Objective: Pull out every line from the listing that has the word "timestamp".

:::::

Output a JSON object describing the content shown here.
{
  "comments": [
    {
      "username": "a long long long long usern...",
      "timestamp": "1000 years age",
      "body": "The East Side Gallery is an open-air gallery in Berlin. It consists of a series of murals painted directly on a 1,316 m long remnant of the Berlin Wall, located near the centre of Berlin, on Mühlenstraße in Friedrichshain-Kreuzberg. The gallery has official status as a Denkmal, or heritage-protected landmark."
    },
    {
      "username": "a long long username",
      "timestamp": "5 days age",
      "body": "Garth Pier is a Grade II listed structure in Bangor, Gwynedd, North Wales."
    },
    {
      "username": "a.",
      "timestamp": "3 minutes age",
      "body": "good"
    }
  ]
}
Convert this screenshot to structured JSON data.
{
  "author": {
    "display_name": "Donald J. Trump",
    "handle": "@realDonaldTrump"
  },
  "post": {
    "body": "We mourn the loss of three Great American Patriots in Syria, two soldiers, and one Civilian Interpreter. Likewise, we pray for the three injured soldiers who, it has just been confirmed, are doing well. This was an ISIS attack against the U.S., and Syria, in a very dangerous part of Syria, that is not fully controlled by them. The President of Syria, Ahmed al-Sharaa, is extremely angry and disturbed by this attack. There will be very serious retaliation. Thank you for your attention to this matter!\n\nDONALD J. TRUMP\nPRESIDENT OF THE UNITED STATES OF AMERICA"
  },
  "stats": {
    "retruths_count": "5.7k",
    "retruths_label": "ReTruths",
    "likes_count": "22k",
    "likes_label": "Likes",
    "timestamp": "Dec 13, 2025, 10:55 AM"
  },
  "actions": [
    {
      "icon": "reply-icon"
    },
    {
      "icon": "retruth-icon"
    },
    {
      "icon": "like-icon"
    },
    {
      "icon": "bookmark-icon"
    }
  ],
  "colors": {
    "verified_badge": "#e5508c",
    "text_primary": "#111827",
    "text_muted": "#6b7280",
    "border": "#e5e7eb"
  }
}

:::::

Answer for this exercise:
      "timestamp": "1000 years age",
      "timestamp": "5 days age",
      "timestamp": "3 minutes age",
    "timestamp": "Dec 13, 2025, 10:55 AM"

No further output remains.